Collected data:
:::

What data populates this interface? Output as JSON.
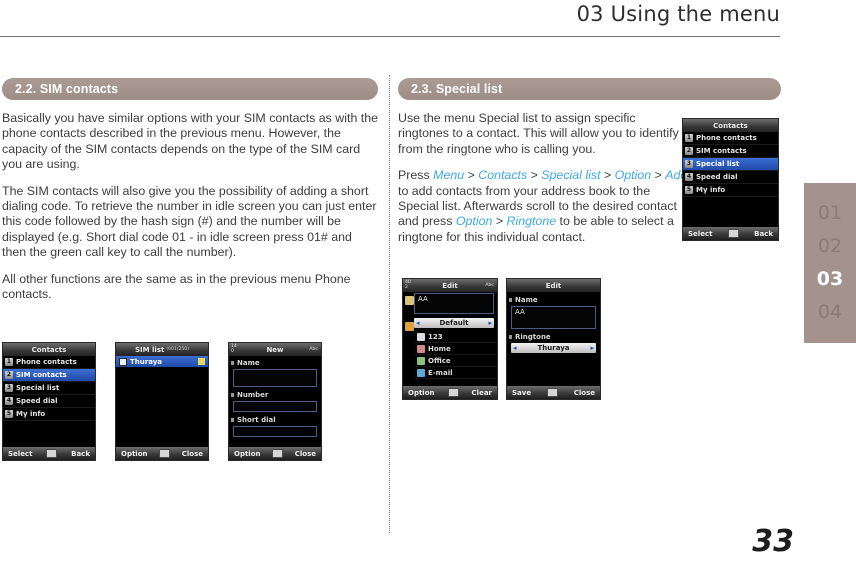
{
  "header": {
    "title": "03 Using the menu"
  },
  "side_tabs": {
    "items": [
      {
        "label": "01",
        "active": false
      },
      {
        "label": "02",
        "active": false
      },
      {
        "label": "03",
        "active": true
      },
      {
        "label": "04",
        "active": false
      }
    ]
  },
  "page_number": "33",
  "left_column": {
    "section_title": "2.2. SIM contacts",
    "paragraphs": [
      "Basically you have similar options with your SIM contacts as with the phone contacts described in the previous menu. However, the capacity of the SIM contacts depends on the type of the SIM card you are using.",
      "The SIM contacts will also give you the possibility of adding a short dialing code. To retrieve the number in idle screen you can just enter this code followed by the hash sign (#) and the number will be displayed (e.g. Short dial code 01 - in idle screen press 01# and then the green call key to call the number).",
      "All other functions are the same as in the previous menu Phone contacts."
    ],
    "screens": [
      {
        "name": "contacts-menu",
        "title": "Contacts",
        "items": [
          {
            "num": "1",
            "label": "Phone contacts",
            "selected": false
          },
          {
            "num": "2",
            "label": "SIM contacts",
            "selected": true
          },
          {
            "num": "3",
            "label": "Special list",
            "selected": false
          },
          {
            "num": "4",
            "label": "Speed dial",
            "selected": false
          },
          {
            "num": "5",
            "label": "My info",
            "selected": false
          }
        ],
        "softkeys": {
          "left": "Select",
          "right": "Back"
        }
      },
      {
        "name": "sim-list",
        "title": "SIM list",
        "title_sub": "(001/250)",
        "entry": "Thuraya",
        "softkeys": {
          "left": "Option",
          "right": "Close"
        }
      },
      {
        "name": "new-sim-contact",
        "title": "New",
        "corner_left": "14",
        "corner_left2": "0",
        "corner_right": "Abc",
        "fields": [
          {
            "label": "Name",
            "value": ""
          },
          {
            "label": "Number",
            "value": ""
          },
          {
            "label": "Short dial",
            "value": ""
          }
        ],
        "softkeys": {
          "left": "Option",
          "right": "Close"
        }
      }
    ]
  },
  "right_column": {
    "section_title": "2.3. Special list",
    "paragraph_1": "Use the menu Special list to assign specific ringtones to a contact. This will allow you to identify from the ringtone who is calling you.",
    "paragraph_2": {
      "prefix": "Press ",
      "tokens": [
        "Menu",
        "Contacts",
        "Special list",
        "Option",
        "Add"
      ],
      "mid_1": " to add contacts from your address book to the Special list. Afterwards scroll to the desired contact and press ",
      "tokens_2": [
        "Option",
        "Ringtone"
      ],
      "suffix": " to be able to select a ringtone for this individual contact.",
      "separator": " > "
    },
    "screens": [
      {
        "name": "contacts-menu-special",
        "title": "Contacts",
        "items": [
          {
            "num": "1",
            "label": "Phone contacts",
            "selected": false
          },
          {
            "num": "2",
            "label": "SIM contacts",
            "selected": false
          },
          {
            "num": "3",
            "label": "Special list",
            "selected": true
          },
          {
            "num": "4",
            "label": "Speed dial",
            "selected": false
          },
          {
            "num": "5",
            "label": "My info",
            "selected": false
          }
        ],
        "softkeys": {
          "left": "Select",
          "right": "Back"
        }
      },
      {
        "name": "edit-contact",
        "title": "Edit",
        "corner_left": "40",
        "corner_left2": "2",
        "corner_right": "Abc",
        "name_value": "AA",
        "group_value": "Default",
        "rows": [
          {
            "label": "123"
          },
          {
            "label": "Home"
          },
          {
            "label": "Office"
          },
          {
            "label": "E-mail"
          }
        ],
        "softkeys": {
          "left": "Option",
          "right": "Clear"
        }
      },
      {
        "name": "edit-ringtone",
        "title": "Edit",
        "field_name_label": "Name",
        "field_name_value": "AA",
        "field_ringtone_label": "Ringtone",
        "field_ringtone_value": "Thuraya",
        "softkeys": {
          "left": "Save",
          "right": "Close"
        }
      }
    ]
  },
  "colors": {
    "accent_bar": "#a3938c",
    "link_blue": "#3fa9e8",
    "text": "#3d3d3d",
    "selection_blue": "#2a55b4"
  }
}
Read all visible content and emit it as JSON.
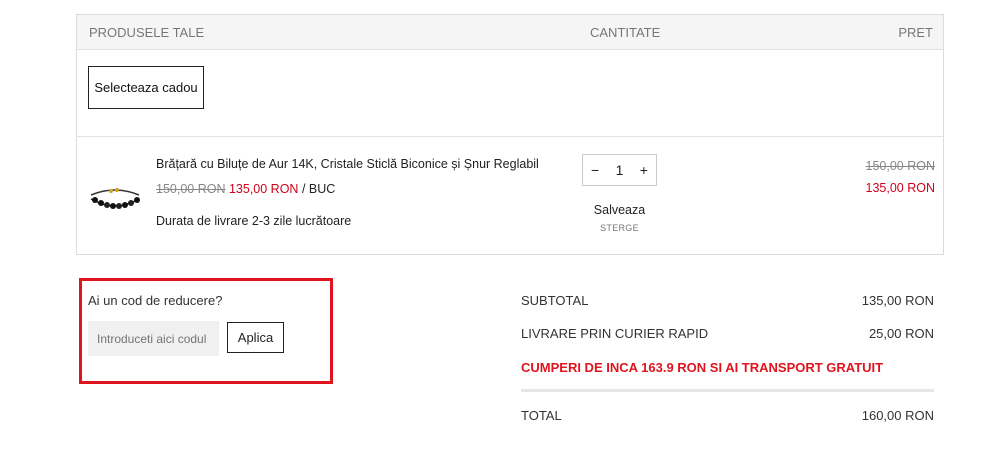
{
  "cart": {
    "headers": {
      "products": "PRODUSELE TALE",
      "quantity": "CANTITATE",
      "price": "PRET"
    },
    "gift_button": "Selecteaza cadou",
    "item": {
      "name": "Brățară cu Biluțe de Aur 14K, Cristale Sticlă Biconice și Șnur Reglabil",
      "old_price": "150,00 RON",
      "new_price": "135,00 RON",
      "unit": "/ BUC",
      "delivery": "Durata de livrare 2-3 zile lucrătoare",
      "quantity": "1",
      "minus": "−",
      "plus": "+",
      "save_label": "Salveaza",
      "remove_label": "STERGE",
      "total_old": "150,00 RON",
      "total_new": "135,00 RON"
    }
  },
  "coupon": {
    "label": "Ai un cod de reducere?",
    "placeholder": "Introduceti aici codul dvs.",
    "apply_label": "Aplica"
  },
  "summary": {
    "subtotal_label": "SUBTOTAL",
    "subtotal_value": "135,00 RON",
    "shipping_label": "LIVRARE PRIN CURIER RAPID",
    "shipping_value": "25,00 RON",
    "free_shipping_msg": "CUMPERI DE INCA 163.9 RON SI AI TRANSPORT GRATUIT",
    "total_label": "TOTAL",
    "total_value": "160,00 RON"
  },
  "colors": {
    "accent_red": "#d0021b",
    "highlight_border": "#e0141e"
  }
}
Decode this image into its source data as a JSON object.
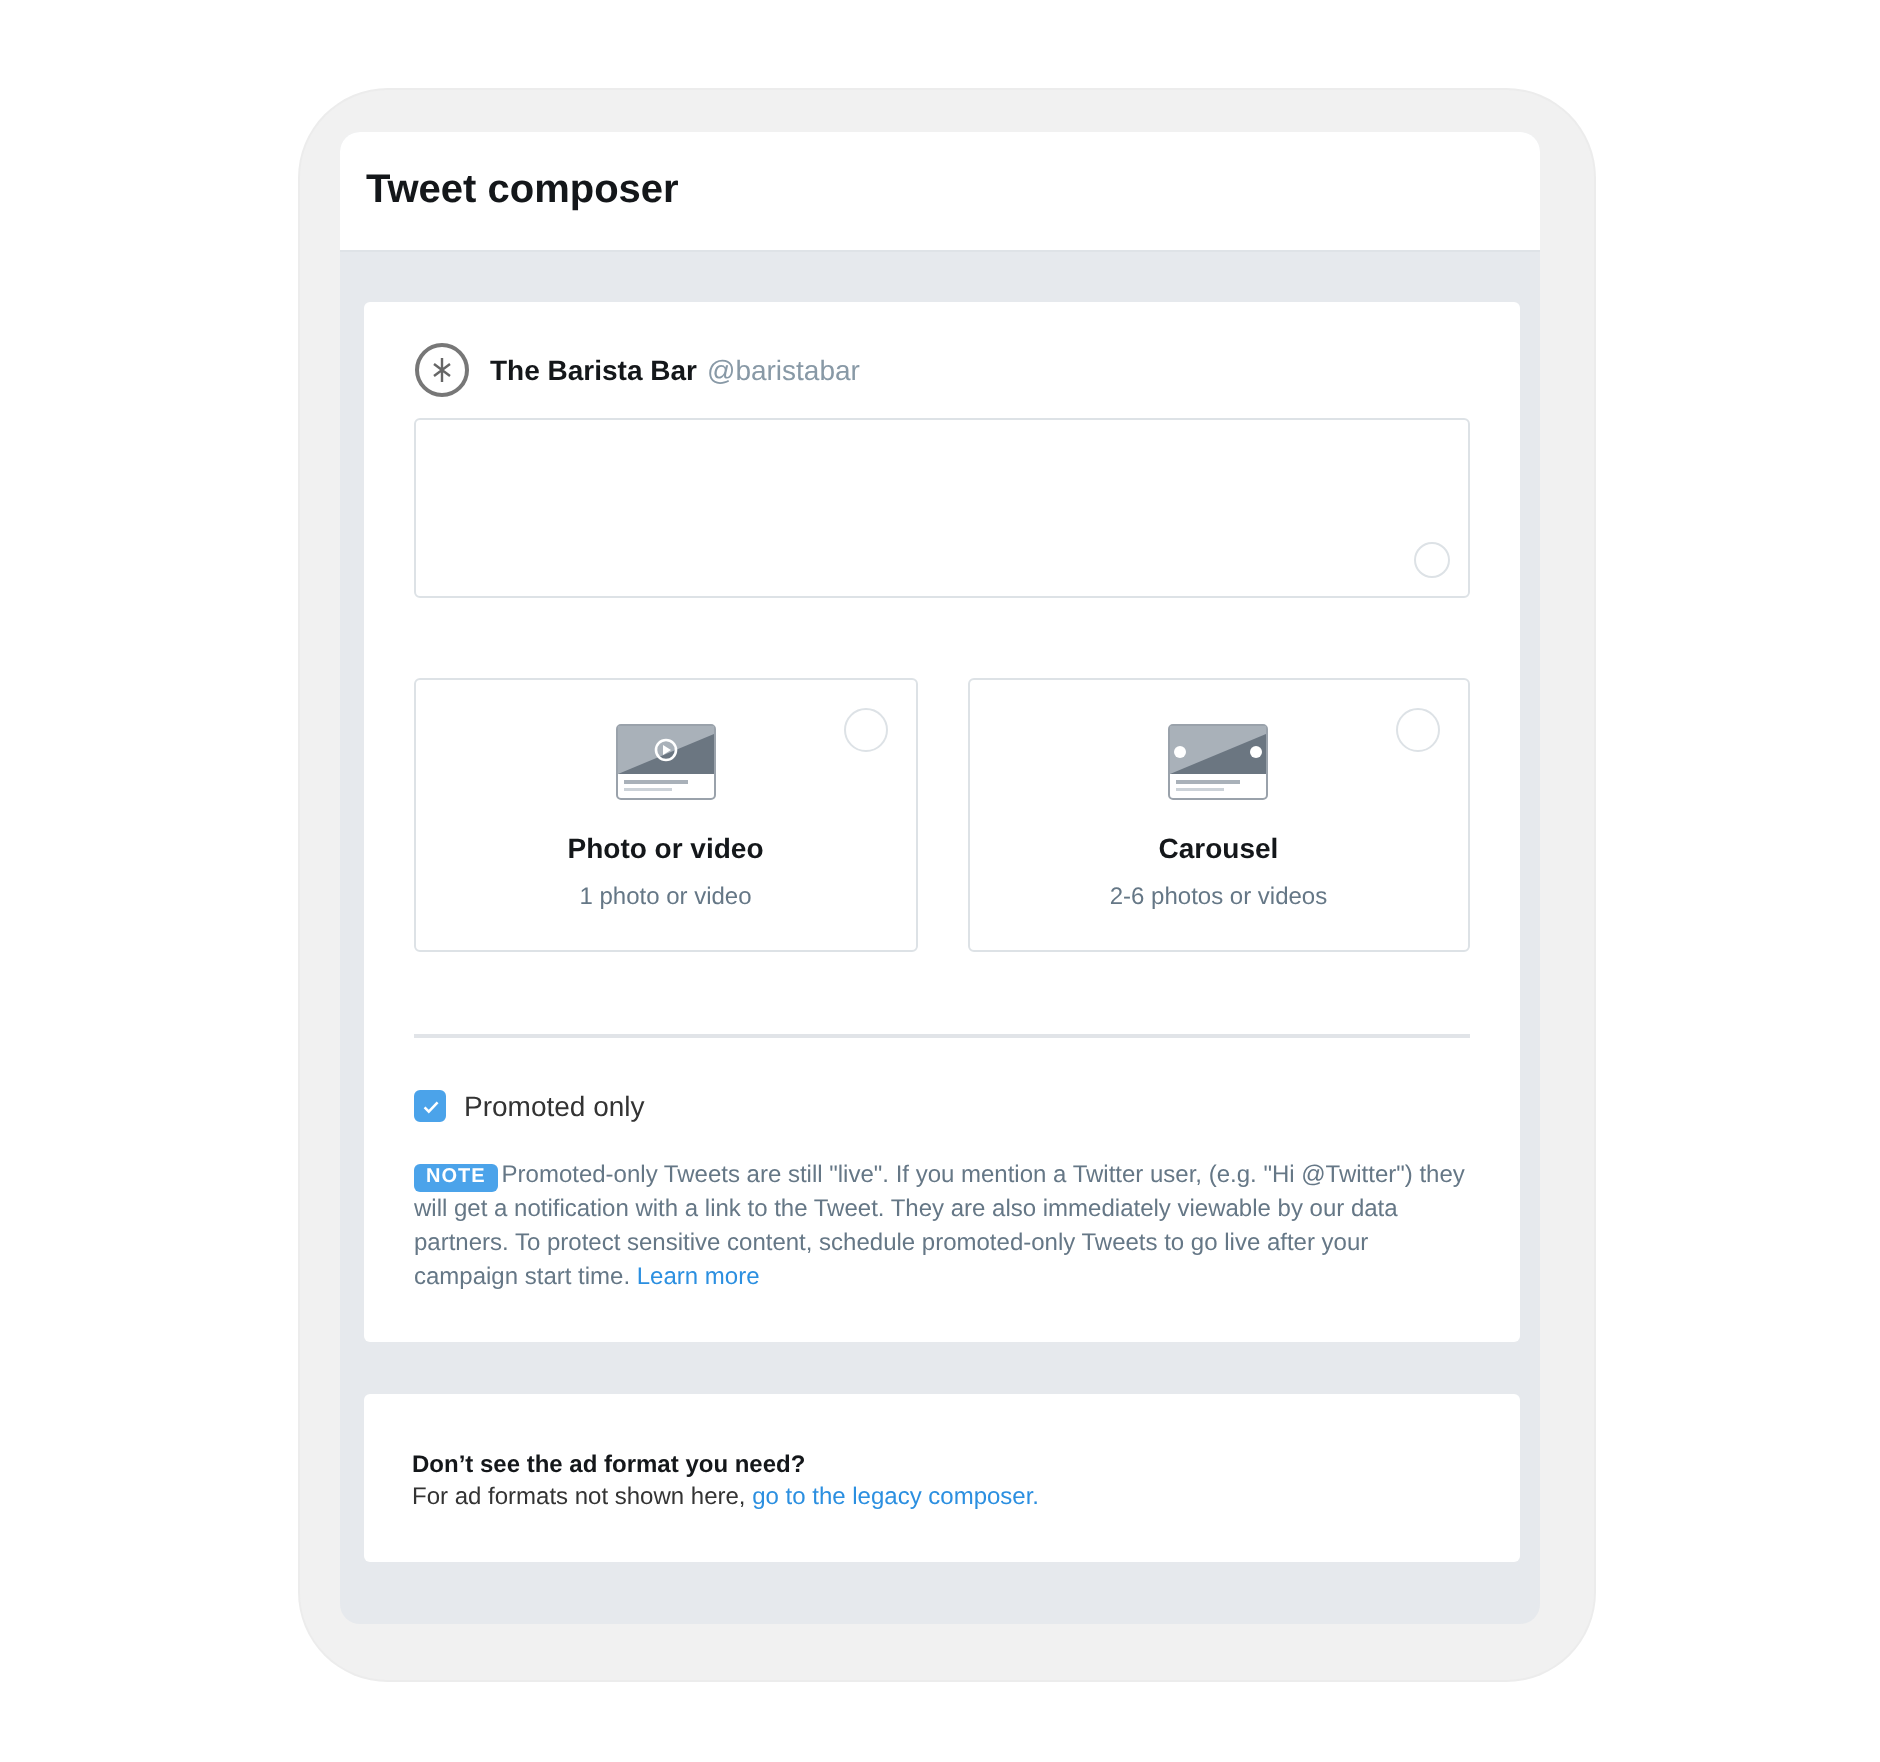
{
  "window": {
    "title": "Tweet composer"
  },
  "account": {
    "name": "The Barista Bar",
    "handle": "@baristabar"
  },
  "media_options": [
    {
      "kind": "video",
      "title": "Photo or video",
      "subtitle": "1 photo or video",
      "selected": false
    },
    {
      "kind": "carousel",
      "title": "Carousel",
      "subtitle": "2-6 photos or videos",
      "selected": false
    }
  ],
  "promoted_only": {
    "label": "Promoted only",
    "checked": true
  },
  "note": {
    "badge": "NOTE",
    "text": "Promoted-only Tweets are still \"live\". If you mention a Twitter user, (e.g. \"Hi @Twitter\") they will get a notification with a link to the Tweet. They are also immediately viewable by our data partners. To protect sensitive content, schedule promoted-only Tweets to go live after your campaign start time.",
    "link": "Learn more"
  },
  "footer": {
    "heading": "Don’t see the ad format you need?",
    "text": "For ad formats not shown here,",
    "link": "go to the legacy composer."
  }
}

:::

» YOUR GOAL:
Set down the material exactly, every line of it, except for the pictures.

» SOLUTION TO THIS EXERCISE:
What data populates this interface? Output as JSON.
{
  "header": {
    "title": "03 Using the menu"
  },
  "side_tabs": {
    "items": [
      {
        "label": "01",
        "active": false
      },
      {
        "label": "02",
        "active": false
      },
      {
        "label": "03",
        "active": true
      },
      {
        "label": "04",
        "active": false
      }
    ]
  },
  "page_number": "33",
  "left_column": {
    "section_title": "2.2. SIM contacts",
    "paragraphs": [
      "Basically you have similar options with your SIM contacts as with the phone contacts described in the previous menu. However, the capacity of the SIM contacts depends on the type of the SIM card you are using.",
      "The SIM contacts will also give you the possibility of adding a short dialing code. To retrieve the number in idle screen you can just enter this code followed by the hash sign (#) and the number will be displayed (e.g. Short dial code 01 - in idle screen press 01# and then the green call key to call the number).",
      "All other functions are the same as in the previous menu Phone contacts."
    ],
    "screens": [
      {
        "name": "contacts-menu",
        "title": "Contacts",
        "items": [
          {
            "num": "1",
            "label": "Phone contacts",
            "selected": false
          },
          {
            "num": "2",
            "label": "SIM contacts",
            "selected": true
          },
          {
            "num": "3",
            "label": "Special list",
            "selected": false
          },
          {
            "num": "4",
            "label": "Speed dial",
            "selected": false
          },
          {
            "num": "5",
            "label": "My info",
            "selected": false
          }
        ],
        "softkeys": {
          "left": "Select",
          "right": "Back"
        }
      },
      {
        "name": "sim-list",
        "title": "SIM list",
        "title_sub": "(001/250)",
        "entry": "Thuraya",
        "softkeys": {
          "left": "Option",
          "right": "Close"
        }
      },
      {
        "name": "new-sim-contact",
        "title": "New",
        "corner_left": "14",
        "corner_left2": "0",
        "corner_right": "Abc",
        "fields": [
          {
            "label": "Name",
            "value": ""
          },
          {
            "label": "Number",
            "value": ""
          },
          {
            "label": "Short dial",
            "value": ""
          }
        ],
        "softkeys": {
          "left": "Option",
          "right": "Close"
        }
      }
    ]
  },
  "right_column": {
    "section_title": "2.3. Special list",
    "paragraph_1": "Use the menu Special list to assign specific ringtones to a contact. This will allow you to identify from the ringtone who is calling you.",
    "paragraph_2": {
      "prefix": "Press ",
      "tokens": [
        "Menu",
        "Contacts",
        "Special list",
        "Option",
        "Add"
      ],
      "mid_1": " to add contacts from your address book to the Special list. Afterwards scroll to the desired contact and press ",
      "tokens_2": [
        "Option",
        "Ringtone"
      ],
      "suffix": " to be able to select a ringtone for this individual contact.",
      "separator": " > "
    },
    "screens": [
      {
        "name": "contacts-menu-special",
        "title": "Contacts",
        "items": [
          {
            "num": "1",
            "label": "Phone contacts",
            "selected": false
          },
          {
            "num": "2",
            "label": "SIM contacts",
            "selected": false
          },
          {
            "num": "3",
            "label": "Special list",
            "selected": true
          },
          {
            "num": "4",
            "label": "Speed dial",
            "selected": false
          },
          {
            "num": "5",
            "label": "My info",
            "selected": false
          }
        ],
        "softkeys": {
          "left": "Select",
          "right": "Back"
        }
      },
      {
        "name": "edit-contact",
        "title": "Edit",
        "corner_left": "40",
        "corner_left2": "2",
        "corner_right": "Abc",
        "name_value": "AA",
        "group_value": "Default",
        "rows": [
          {
            "label": "123"
          },
          {
            "label": "Home"
          },
          {
            "label": "Office"
          },
          {
            "label": "E-mail"
          }
        ],
        "softkeys": {
          "left": "Option",
          "right": "Clear"
        }
      },
      {
        "name": "edit-ringtone",
        "title": "Edit",
        "field_name_label": "Name",
        "field_name_value": "AA",
        "field_ringtone_label": "Ringtone",
        "field_ringtone_value": "Thuraya",
        "softkeys": {
          "left": "Save",
          "right": "Close"
        }
      }
    ]
  },
  "colors": {
    "accent_bar": "#a3938c",
    "link_blue": "#3fa9e8",
    "text": "#3d3d3d",
    "selection_blue": "#2a55b4"
  }
}
Read all visible content and emit it as JSON.
{
  "cart": {
    "headers": {
      "products": "PRODUSELE TALE",
      "quantity": "CANTITATE",
      "price": "PRET"
    },
    "gift_button": "Selecteaza cadou",
    "item": {
      "name": "Brățară cu Biluțe de Aur 14K, Cristale Sticlă Biconice și Șnur Reglabil",
      "old_price": "150,00 RON",
      "new_price": "135,00 RON",
      "unit": "/ BUC",
      "delivery": "Durata de livrare 2-3 zile lucrătoare",
      "quantity": "1",
      "minus": "−",
      "plus": "+",
      "save_label": "Salveaza",
      "remove_label": "STERGE",
      "total_old": "150,00 RON",
      "total_new": "135,00 RON"
    }
  },
  "coupon": {
    "label": "Ai un cod de reducere?",
    "placeholder": "Introduceti aici codul dvs.",
    "apply_label": "Aplica"
  },
  "summary": {
    "subtotal_label": "SUBTOTAL",
    "subtotal_value": "135,00 RON",
    "shipping_label": "LIVRARE PRIN CURIER RAPID",
    "shipping_value": "25,00 RON",
    "free_shipping_msg": "CUMPERI DE INCA 163.9 RON SI AI TRANSPORT GRATUIT",
    "total_label": "TOTAL",
    "total_value": "160,00 RON"
  },
  "colors": {
    "accent_red": "#d0021b",
    "highlight_border": "#e0141e"
  }
}
Decode this image into its source data as a JSON object.
{
  "window": {
    "title": "Tweet composer"
  },
  "account": {
    "name": "The Barista Bar",
    "handle": "@baristabar"
  },
  "media_options": [
    {
      "kind": "video",
      "title": "Photo or video",
      "subtitle": "1 photo or video",
      "selected": false
    },
    {
      "kind": "carousel",
      "title": "Carousel",
      "subtitle": "2-6 photos or videos",
      "selected": false
    }
  ],
  "promoted_only": {
    "label": "Promoted only",
    "checked": true
  },
  "note": {
    "badge": "NOTE",
    "text": "Promoted-only Tweets are still \"live\". If you mention a Twitter user, (e.g. \"Hi @Twitter\") they will get a notification with a link to the Tweet. They are also immediately viewable by our data partners. To protect sensitive content, schedule promoted-only Tweets to go live after your campaign start time.",
    "link": "Learn more"
  },
  "footer": {
    "heading": "Don’t see the ad format you need?",
    "text": "For ad formats not shown here,",
    "link": "go to the legacy composer."
  }
}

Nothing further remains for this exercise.